- What to produce -
Images embedded in the records are excluded; print everything else exactly as given.

- Supplied information -
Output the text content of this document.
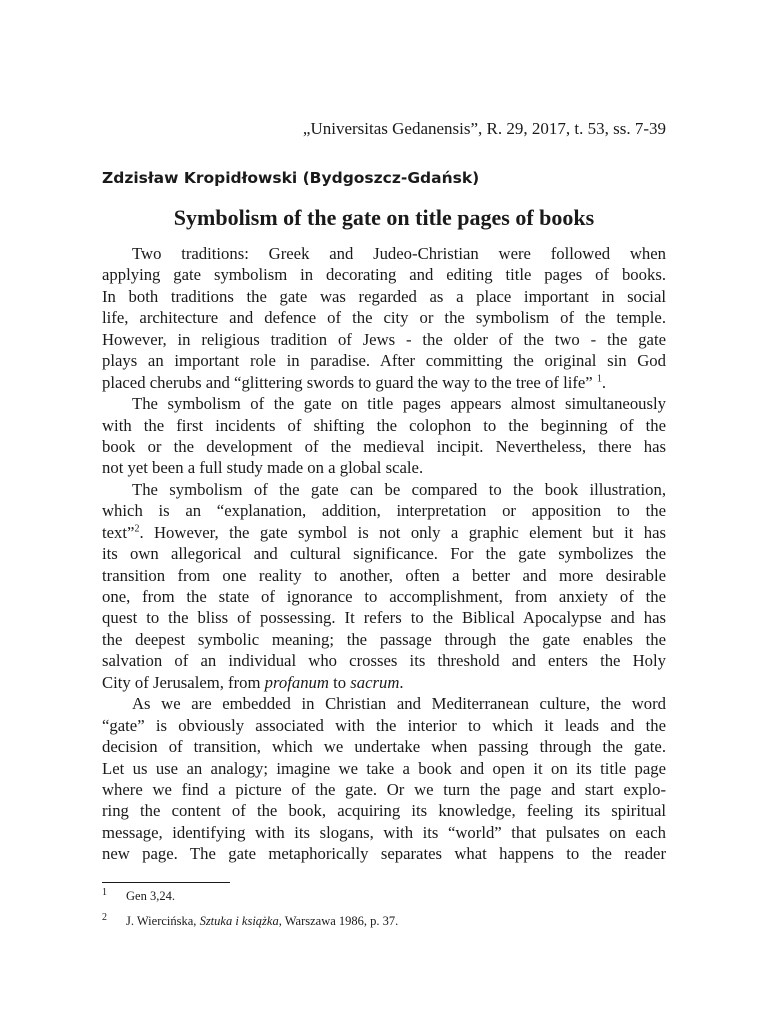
„Universitas Gedanensis”, R. 29, 2017, t. 53, ss. 7-39
Zdzisław Kropidłowski (Bydgoszcz-Gdańsk)
Symbolism of the gate on title pages of books
Two traditions: Greek and Judeo-Christian were followed when
applying gate symbolism in decorating and editing title pages of books.
In both traditions the gate was regarded as a place important in social
life, architecture and defence of the city or the symbolism of the temple.
However, in religious tradition of Jews - the older of the two - the gate
plays an important role in paradise. After committing the original sin God
placed cherubs and “glittering swords to guard the way to the tree of life” $^1$.
The symbolism of the gate on title pages appears almost simultaneously
with the first incidents of shifting the colophon to the beginning of the
book or the development of the medieval incipit. Nevertheless, there has
not yet been a full study made on a global scale.
The symbolism of the gate can be compared to the book illustration,
which is an “explanation, addition, interpretation or apposition to the
text”$^2$. However, the gate symbol is not only a graphic element but it has
its own allegorical and cultural significance. For the gate symbolizes the
transition from one reality to another, often a better and more desirable
one, from the state of ignorance to accomplishment, from anxiety of the
quest to the bliss of possessing. It refers to the Biblical Apocalypse and has
the deepest symbolic meaning; the passage through the gate enables the
salvation of an individual who crosses its threshold and enters the Holy
City of Jerusalem, from profanum to sacrum.
As we are embedded in Christian and Mediterranean culture, the word
“gate” is obviously associated with the interior to which it leads and the
decision of transition, which we undertake when passing through the gate.
Let us use an analogy; imagine we take a book and open it on its title page
where we find a picture of the gate. Or we turn the page and start explo-
ring the content of the book, acquiring its knowledge, feeling its spiritual
message, identifying with its slogans, with its “world” that pulsates on each
new page. The gate metaphorically separates what happens to the reader
1 Gen 3,24.
2 J. Wiercińska, Sztuka i książka, Warszawa 1986, p. 37.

- Response to the task -
Output the text content of this document.
„Universitas Gedanensis”, R. 29, 2017, t. 53, ss. 7-39
Zdzisław Kropidłowski (Bydgoszcz-Gdańsk)
Symbolism of the gate on title pages of books
Two traditions: Greek and Judeo-Christian were followed when
applying gate symbolism in decorating and editing title pages of books.
In both traditions the gate was regarded as a place important in social
life, architecture and defence of the city or the symbolism of the temple.
However, in religious tradition of Jews - the older of the two - the gate
plays an important role in paradise. After committing the original sin God
placed cherubs and “glittering swords to guard the way to the tree of life” $^1$.
The symbolism of the gate on title pages appears almost simultaneously
with the first incidents of shifting the colophon to the beginning of the
book or the development of the medieval incipit. Nevertheless, there has
not yet been a full study made on a global scale.
The symbolism of the gate can be compared to the book illustration,
which is an “explanation, addition, interpretation or apposition to the
text”$^2$. However, the gate symbol is not only a graphic element but it has
its own allegorical and cultural significance. For the gate symbolizes the
transition from one reality to another, often a better and more desirable
one, from the state of ignorance to accomplishment, from anxiety of the
quest to the bliss of possessing. It refers to the Biblical Apocalypse and has
the deepest symbolic meaning; the passage through the gate enables the
salvation of an individual who crosses its threshold and enters the Holy
City of Jerusalem, from profanum to sacrum.
As we are embedded in Christian and Mediterranean culture, the word
“gate” is obviously associated with the interior to which it leads and the
decision of transition, which we undertake when passing through the gate.
Let us use an analogy; imagine we take a book and open it on its title page
where we find a picture of the gate. Or we turn the page and start explo-
ring the content of the book, acquiring its knowledge, feeling its spiritual
message, identifying with its slogans, with its “world” that pulsates on each
new page. The gate metaphorically separates what happens to the reader
1 Gen 3,24.
2 J. Wiercińska, Sztuka i książka, Warszawa 1986, p. 37.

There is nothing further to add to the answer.